WHAT YOU WILL DO:
a) Please list every piece of medical treatment or equipment for Dad that the hospital account mentions.
b) Write the next part of the hospital account, picking up after its final sentence.

TEXT SECTION:

--- --- ---

As I look out of my window today, Friday 26th February, it’s a blue sky, no clouds and warm for a February day.  That’s exactly how it was last year, I remember that as we sat in the Uber, how unusually bright and cloudless the sky was. Dad, even in February you can make the sunshine.

Summer was always your favourite season.

We get to the hospital at about quarter past 10. Mum and Bubbly go into see you. Kawal and I wait outside speculating why we’ve been called. Dad, we got it so wrong! The doctor said  he’d like to speak to all of us with you. My initial thought was that you’re waking up, you’re getting better, you’re coming home. Once we’re inside the ICU, the first thing I notice is the dialysis machine has gone. There was this massive space where it once stood.

That’s when the doctor started talking. I’m not sure what exactly he said but I just remember him saying ‘there’s nothing else we can do for your dad’. What he said thereafter, I don’t know because I left, it’s not what I wanted to hear. I left you, mum, Kawal and bubbly in there, to listen to the doctor.

I remember running down the corridor, a police officer stopped me, asked if I was ok, I just replied ’my dad is fine, the doctors have got it wrong!’.

Dad, now when I look back and compare you to the other patients, you looked the most comfortable, yes you were asleep but you always looked at peace and weren’t in pain. That’s probably the most reassuring thing about this all.

The doctor, mum and the girls found me in the waiting room.  The doctor then explained to us why the dialysis machine was taken off. It just wasn’t working for you anymore, and that they couldn’t give you any more medicine because it just wasn’t going to help you. He asked us to think about turning of your machines that were keeping you alive. Don’t worry we said no! We told the doctor that’s not our decision and that you’ll decide when the time was right.

The doctor agreed, and said he’d give us another few hours with you, and then we’d have to make a decision.

We then had to make the phone calls to your family and friends. Telling them that today may be your last with us. Someone asked me what time ?! My head wanted to ask them ‘what time suits you?’ But don’t worry dad, I didn’t, I just said ‘when dad feels it’s the rights time for him’.

--- --- ---

DATASET EXTRACT:

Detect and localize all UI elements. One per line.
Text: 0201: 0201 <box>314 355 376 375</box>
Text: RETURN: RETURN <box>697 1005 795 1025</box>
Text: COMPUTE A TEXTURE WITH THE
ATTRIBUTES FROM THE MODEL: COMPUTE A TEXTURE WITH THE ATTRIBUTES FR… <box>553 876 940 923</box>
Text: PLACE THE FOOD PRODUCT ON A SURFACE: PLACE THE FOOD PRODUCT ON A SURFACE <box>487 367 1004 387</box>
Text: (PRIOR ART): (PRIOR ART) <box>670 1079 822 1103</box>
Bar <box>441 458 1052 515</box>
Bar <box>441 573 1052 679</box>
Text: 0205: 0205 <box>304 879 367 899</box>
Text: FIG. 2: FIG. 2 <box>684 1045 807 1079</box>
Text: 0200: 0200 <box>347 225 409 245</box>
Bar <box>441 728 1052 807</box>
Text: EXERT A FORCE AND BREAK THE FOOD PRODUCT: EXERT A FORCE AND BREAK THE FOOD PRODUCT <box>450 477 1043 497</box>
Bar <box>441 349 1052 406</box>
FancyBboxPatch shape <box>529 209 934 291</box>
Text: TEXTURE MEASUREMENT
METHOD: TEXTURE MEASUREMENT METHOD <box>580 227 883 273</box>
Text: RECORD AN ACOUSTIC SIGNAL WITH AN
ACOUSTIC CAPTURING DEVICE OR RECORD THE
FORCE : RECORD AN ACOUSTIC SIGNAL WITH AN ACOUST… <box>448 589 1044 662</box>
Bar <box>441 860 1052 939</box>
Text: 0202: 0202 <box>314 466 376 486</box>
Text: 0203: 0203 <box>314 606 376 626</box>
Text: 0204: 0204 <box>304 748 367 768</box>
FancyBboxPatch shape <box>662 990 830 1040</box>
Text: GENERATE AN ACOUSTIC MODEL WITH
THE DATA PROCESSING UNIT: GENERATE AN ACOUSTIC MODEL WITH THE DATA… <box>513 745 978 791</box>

--- --- ---

ANSWERS FOR EACH ITEM:
a)
- The dialysis machine
- Medicine
- The machines keeping him alive

b)
The staff at the ICU were so sympathetic towards us. The two to a bed rule no longer applied to us. There was a good 30 of us, your closest friends and family. The boys from your garage closed the workshops to be with you too. Everyone who could be with you was there.

We played your favourite hymn Taati wao na laggai’.

Dad, You said that if you recite this part, whenever you are worried, scared or in pain, this shabad will take it away from you. That’s what we wanted for you. We didn’t want you to worry about us, we didn’t want you to feel scared, and most of all the pain in our hearts shouldn’t be there because as a husband, a dad, a father-in-law and grandad you are simply the best. 

Dad, at about 4:15pm you had tears as you took your last breath with us and finally fell asleep forever.

It was Wednesday 26 to February 2020, Wednesday was always your favourite day of the week !

The nurses allowed us to stay for about 30minutes or so. She asked us very kindly to leave so she could make you comfortable. As we walked down the corridor, we met that man whose nephew had been stabbed. This time we shook our head, and he knew, he hugged us all telling us what a great man you are, we said you’re right he is great man. He cried for our loss, we cried for our loss, we told him we will continue to pray for his nephew.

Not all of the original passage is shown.